-- Exercise aim --
Identify every line in the records below that contains the word "text", and reproduce each one.

-- Stored data --
--- Begin ---

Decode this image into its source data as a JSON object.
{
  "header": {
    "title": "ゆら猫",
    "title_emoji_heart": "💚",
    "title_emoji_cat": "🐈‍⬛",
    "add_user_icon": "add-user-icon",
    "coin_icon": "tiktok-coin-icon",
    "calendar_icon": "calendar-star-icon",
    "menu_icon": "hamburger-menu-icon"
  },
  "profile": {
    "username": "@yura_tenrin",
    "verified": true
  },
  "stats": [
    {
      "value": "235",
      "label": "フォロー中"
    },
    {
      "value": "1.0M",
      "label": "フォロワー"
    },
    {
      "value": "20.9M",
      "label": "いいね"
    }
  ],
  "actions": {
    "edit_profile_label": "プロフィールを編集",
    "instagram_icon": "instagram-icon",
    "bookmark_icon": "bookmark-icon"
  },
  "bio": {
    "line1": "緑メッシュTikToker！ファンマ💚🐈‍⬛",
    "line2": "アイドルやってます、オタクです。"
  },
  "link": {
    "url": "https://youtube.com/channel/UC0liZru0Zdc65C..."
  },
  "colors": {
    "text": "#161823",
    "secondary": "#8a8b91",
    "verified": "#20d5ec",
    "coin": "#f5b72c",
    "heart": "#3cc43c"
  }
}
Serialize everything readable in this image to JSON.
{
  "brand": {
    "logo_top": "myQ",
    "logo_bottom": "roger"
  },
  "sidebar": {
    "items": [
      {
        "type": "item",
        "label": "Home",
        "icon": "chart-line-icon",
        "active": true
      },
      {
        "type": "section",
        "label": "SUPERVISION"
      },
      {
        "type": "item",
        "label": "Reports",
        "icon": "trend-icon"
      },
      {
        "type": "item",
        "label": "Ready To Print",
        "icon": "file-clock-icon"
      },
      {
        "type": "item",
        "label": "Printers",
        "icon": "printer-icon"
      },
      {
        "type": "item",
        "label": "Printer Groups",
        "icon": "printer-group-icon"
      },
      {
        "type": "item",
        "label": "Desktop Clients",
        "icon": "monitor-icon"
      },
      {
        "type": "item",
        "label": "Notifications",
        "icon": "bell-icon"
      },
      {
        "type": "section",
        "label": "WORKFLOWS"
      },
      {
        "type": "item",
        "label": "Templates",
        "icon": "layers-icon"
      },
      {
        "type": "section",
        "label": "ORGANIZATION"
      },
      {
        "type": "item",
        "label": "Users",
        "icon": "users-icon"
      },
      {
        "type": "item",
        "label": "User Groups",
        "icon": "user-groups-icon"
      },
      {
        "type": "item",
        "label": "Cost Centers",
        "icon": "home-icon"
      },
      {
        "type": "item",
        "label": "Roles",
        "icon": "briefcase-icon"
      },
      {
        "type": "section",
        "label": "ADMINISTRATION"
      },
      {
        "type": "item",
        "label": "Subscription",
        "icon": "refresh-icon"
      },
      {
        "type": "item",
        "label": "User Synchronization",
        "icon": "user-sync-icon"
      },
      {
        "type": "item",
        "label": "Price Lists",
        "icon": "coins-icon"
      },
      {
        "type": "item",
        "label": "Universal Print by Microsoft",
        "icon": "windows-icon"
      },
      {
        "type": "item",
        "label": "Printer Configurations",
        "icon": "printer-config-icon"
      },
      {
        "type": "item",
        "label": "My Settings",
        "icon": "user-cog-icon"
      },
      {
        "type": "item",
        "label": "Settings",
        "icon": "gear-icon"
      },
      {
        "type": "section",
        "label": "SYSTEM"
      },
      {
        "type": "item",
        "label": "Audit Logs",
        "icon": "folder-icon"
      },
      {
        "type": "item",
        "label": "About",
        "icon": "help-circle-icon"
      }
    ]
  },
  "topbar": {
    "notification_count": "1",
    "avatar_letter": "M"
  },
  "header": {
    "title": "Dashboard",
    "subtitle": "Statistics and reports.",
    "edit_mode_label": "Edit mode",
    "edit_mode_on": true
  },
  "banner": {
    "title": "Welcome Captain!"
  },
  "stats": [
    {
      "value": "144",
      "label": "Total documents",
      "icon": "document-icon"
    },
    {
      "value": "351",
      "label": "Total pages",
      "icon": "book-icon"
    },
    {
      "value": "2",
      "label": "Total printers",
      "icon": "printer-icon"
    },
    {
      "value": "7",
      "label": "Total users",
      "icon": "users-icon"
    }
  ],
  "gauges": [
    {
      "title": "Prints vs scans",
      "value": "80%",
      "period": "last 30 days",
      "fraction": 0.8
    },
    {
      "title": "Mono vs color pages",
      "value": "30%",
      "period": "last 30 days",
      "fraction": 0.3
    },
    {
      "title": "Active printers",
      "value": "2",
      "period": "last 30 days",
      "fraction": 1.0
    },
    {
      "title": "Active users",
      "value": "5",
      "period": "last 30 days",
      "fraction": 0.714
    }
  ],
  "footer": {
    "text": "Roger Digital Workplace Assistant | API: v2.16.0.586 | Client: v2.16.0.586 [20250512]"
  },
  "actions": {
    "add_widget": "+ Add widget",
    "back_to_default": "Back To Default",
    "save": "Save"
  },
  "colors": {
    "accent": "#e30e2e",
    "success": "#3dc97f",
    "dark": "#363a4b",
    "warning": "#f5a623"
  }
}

--- End ---

-- Written solution --
    "text": "#161823",
    "text": "Roger Digital Workplace Assistant | API: v2.16.0.586 | Client: v2.16.0.586 [20250512]"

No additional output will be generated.